* AIM OF THE TASK
Copy out all lines in the data below containing the string "description".

* DATA IN THIS EXERCISE
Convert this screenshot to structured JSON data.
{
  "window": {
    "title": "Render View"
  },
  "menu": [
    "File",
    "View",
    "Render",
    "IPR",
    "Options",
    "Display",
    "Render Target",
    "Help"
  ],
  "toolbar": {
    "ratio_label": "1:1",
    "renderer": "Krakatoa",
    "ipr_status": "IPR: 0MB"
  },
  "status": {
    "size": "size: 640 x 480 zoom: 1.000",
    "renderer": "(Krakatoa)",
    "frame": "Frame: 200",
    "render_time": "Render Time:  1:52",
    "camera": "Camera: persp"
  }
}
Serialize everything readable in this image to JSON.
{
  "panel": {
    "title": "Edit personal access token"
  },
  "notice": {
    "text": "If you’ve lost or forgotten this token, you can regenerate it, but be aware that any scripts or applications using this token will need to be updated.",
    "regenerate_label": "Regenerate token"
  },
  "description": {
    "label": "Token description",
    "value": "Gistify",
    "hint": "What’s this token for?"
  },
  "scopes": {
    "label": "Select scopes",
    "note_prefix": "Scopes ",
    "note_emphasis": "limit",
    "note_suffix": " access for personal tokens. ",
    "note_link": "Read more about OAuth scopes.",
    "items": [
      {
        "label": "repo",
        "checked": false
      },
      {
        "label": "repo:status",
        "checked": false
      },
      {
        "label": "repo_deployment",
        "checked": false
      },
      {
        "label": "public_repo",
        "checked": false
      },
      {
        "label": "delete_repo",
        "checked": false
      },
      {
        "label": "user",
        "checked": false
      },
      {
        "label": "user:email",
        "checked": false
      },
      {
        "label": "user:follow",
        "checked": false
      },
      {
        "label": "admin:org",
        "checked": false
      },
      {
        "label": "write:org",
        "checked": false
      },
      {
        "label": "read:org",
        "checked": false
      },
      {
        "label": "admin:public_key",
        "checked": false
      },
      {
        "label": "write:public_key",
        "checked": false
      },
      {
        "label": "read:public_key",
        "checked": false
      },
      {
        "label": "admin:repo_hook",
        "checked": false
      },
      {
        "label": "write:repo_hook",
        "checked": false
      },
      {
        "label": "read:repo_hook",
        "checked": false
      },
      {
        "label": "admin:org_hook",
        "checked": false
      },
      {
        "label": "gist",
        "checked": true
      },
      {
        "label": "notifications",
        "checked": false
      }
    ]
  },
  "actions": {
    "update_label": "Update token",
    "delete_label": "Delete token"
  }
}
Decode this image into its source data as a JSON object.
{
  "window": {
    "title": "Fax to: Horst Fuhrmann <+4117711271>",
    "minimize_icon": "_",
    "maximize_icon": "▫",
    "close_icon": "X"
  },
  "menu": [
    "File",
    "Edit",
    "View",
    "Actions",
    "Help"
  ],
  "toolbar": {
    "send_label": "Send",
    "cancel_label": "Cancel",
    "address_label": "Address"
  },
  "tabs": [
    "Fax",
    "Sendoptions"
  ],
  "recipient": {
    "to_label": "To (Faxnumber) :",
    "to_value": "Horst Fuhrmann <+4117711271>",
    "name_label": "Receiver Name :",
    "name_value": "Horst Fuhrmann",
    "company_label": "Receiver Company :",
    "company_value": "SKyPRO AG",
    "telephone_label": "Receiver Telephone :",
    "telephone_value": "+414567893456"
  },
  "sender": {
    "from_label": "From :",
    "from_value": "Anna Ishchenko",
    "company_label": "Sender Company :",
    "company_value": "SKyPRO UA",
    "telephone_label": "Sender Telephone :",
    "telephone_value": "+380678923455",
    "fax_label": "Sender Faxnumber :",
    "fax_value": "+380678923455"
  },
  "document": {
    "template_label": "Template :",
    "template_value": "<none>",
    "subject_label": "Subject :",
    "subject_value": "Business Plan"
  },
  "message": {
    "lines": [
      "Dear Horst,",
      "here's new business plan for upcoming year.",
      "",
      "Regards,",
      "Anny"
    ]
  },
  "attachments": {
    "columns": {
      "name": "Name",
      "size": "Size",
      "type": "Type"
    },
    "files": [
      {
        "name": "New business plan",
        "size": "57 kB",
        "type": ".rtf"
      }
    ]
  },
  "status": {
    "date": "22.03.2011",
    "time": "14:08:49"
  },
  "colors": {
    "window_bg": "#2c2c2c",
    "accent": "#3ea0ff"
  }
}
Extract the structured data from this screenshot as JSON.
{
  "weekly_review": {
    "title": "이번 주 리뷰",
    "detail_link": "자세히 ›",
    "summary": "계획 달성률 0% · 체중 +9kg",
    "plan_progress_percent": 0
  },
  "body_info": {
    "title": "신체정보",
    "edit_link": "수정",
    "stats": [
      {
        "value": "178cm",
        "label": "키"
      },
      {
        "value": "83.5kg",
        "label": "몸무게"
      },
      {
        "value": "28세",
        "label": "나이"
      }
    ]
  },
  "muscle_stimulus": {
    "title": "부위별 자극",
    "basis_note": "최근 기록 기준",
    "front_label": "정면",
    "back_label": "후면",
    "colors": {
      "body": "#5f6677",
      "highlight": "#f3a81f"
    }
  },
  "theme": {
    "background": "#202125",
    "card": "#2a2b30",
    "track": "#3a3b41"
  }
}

* ANSWER FOR THIS EXERCISE
  "description": {
    "label": "Token description",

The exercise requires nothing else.